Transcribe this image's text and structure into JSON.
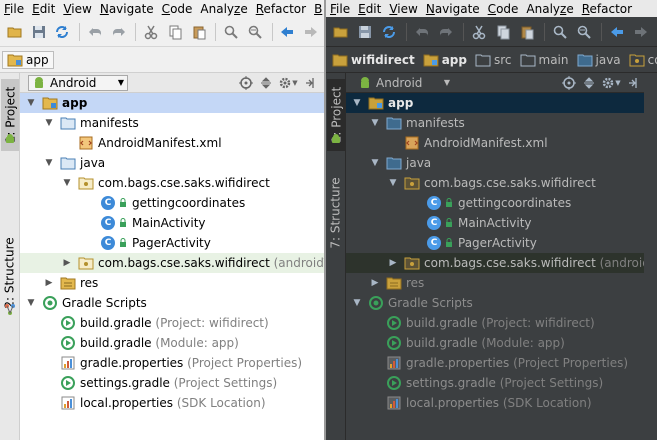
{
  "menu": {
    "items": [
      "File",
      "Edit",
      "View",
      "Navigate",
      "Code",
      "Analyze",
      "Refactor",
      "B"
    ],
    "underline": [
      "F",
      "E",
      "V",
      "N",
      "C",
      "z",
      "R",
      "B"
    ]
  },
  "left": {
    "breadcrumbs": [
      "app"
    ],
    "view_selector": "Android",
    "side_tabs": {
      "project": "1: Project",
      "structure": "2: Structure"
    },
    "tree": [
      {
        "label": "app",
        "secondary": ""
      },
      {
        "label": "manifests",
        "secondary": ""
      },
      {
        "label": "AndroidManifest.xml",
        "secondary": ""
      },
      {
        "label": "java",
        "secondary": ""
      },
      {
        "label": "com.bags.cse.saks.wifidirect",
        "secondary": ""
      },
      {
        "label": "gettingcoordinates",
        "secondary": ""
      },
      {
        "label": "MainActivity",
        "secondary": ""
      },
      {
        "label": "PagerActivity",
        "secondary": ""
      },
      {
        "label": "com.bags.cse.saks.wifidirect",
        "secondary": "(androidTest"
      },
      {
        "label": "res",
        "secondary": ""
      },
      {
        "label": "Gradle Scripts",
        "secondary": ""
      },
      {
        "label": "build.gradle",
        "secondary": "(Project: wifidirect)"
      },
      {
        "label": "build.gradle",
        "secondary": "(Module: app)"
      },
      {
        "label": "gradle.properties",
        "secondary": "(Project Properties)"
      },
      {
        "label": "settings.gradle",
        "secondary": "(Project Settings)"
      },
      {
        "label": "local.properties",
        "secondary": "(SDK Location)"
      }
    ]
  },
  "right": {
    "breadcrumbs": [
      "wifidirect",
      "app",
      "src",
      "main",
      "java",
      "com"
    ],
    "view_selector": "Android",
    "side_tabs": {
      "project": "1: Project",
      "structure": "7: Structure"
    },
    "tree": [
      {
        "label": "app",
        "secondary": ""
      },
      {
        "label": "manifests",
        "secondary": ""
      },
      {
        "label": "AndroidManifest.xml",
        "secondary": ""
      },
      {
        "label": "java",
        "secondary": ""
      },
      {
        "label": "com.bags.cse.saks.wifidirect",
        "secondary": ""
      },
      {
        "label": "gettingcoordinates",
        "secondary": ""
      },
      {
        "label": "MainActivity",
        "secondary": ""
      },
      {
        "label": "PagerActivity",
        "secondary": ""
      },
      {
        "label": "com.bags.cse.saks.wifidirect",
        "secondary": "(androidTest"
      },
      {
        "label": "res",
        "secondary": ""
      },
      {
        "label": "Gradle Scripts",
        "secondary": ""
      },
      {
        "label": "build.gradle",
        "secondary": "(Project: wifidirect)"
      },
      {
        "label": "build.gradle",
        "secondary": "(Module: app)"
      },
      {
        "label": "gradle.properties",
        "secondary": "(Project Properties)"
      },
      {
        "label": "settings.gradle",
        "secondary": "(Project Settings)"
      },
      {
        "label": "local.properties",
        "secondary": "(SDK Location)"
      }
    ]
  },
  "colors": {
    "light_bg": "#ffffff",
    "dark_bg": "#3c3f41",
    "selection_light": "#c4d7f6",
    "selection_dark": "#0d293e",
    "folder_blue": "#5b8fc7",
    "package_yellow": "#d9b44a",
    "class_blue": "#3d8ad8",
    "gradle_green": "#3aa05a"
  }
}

....................

### [Direction]
Every line above should be returned exactly; the pictures stay out.

### [Answer]
Transcribe this image's text and structure into JSON.
{
  "menu": {
    "items": [
      "File",
      "Edit",
      "View",
      "Navigate",
      "Code",
      "Analyze",
      "Refactor",
      "B"
    ],
    "underline": [
      "F",
      "E",
      "V",
      "N",
      "C",
      "z",
      "R",
      "B"
    ]
  },
  "left": {
    "breadcrumbs": [
      "app"
    ],
    "view_selector": "Android",
    "side_tabs": {
      "project": "1: Project",
      "structure": "2: Structure"
    },
    "tree": [
      {
        "label": "app",
        "secondary": ""
      },
      {
        "label": "manifests",
        "secondary": ""
      },
      {
        "label": "AndroidManifest.xml",
        "secondary": ""
      },
      {
        "label": "java",
        "secondary": ""
      },
      {
        "label": "com.bags.cse.saks.wifidirect",
        "secondary": ""
      },
      {
        "label": "gettingcoordinates",
        "secondary": ""
      },
      {
        "label": "MainActivity",
        "secondary": ""
      },
      {
        "label": "PagerActivity",
        "secondary": ""
      },
      {
        "label": "com.bags.cse.saks.wifidirect",
        "secondary": "(androidTest"
      },
      {
        "label": "res",
        "secondary": ""
      },
      {
        "label": "Gradle Scripts",
        "secondary": ""
      },
      {
        "label": "build.gradle",
        "secondary": "(Project: wifidirect)"
      },
      {
        "label": "build.gradle",
        "secondary": "(Module: app)"
      },
      {
        "label": "gradle.properties",
        "secondary": "(Project Properties)"
      },
      {
        "label": "settings.gradle",
        "secondary": "(Project Settings)"
      },
      {
        "label": "local.properties",
        "secondary": "(SDK Location)"
      }
    ]
  },
  "right": {
    "breadcrumbs": [
      "wifidirect",
      "app",
      "src",
      "main",
      "java",
      "com"
    ],
    "view_selector": "Android",
    "side_tabs": {
      "project": "1: Project",
      "structure": "7: Structure"
    },
    "tree": [
      {
        "label": "app",
        "secondary": ""
      },
      {
        "label": "manifests",
        "secondary": ""
      },
      {
        "label": "AndroidManifest.xml",
        "secondary": ""
      },
      {
        "label": "java",
        "secondary": ""
      },
      {
        "label": "com.bags.cse.saks.wifidirect",
        "secondary": ""
      },
      {
        "label": "gettingcoordinates",
        "secondary": ""
      },
      {
        "label": "MainActivity",
        "secondary": ""
      },
      {
        "label": "PagerActivity",
        "secondary": ""
      },
      {
        "label": "com.bags.cse.saks.wifidirect",
        "secondary": "(androidTest"
      },
      {
        "label": "res",
        "secondary": ""
      },
      {
        "label": "Gradle Scripts",
        "secondary": ""
      },
      {
        "label": "build.gradle",
        "secondary": "(Project: wifidirect)"
      },
      {
        "label": "build.gradle",
        "secondary": "(Module: app)"
      },
      {
        "label": "gradle.properties",
        "secondary": "(Project Properties)"
      },
      {
        "label": "settings.gradle",
        "secondary": "(Project Settings)"
      },
      {
        "label": "local.properties",
        "secondary": "(SDK Location)"
      }
    ]
  },
  "colors": {
    "light_bg": "#ffffff",
    "dark_bg": "#3c3f41",
    "selection_light": "#c4d7f6",
    "selection_dark": "#0d293e",
    "folder_blue": "#5b8fc7",
    "package_yellow": "#d9b44a",
    "class_blue": "#3d8ad8",
    "gradle_green": "#3aa05a"
  }
}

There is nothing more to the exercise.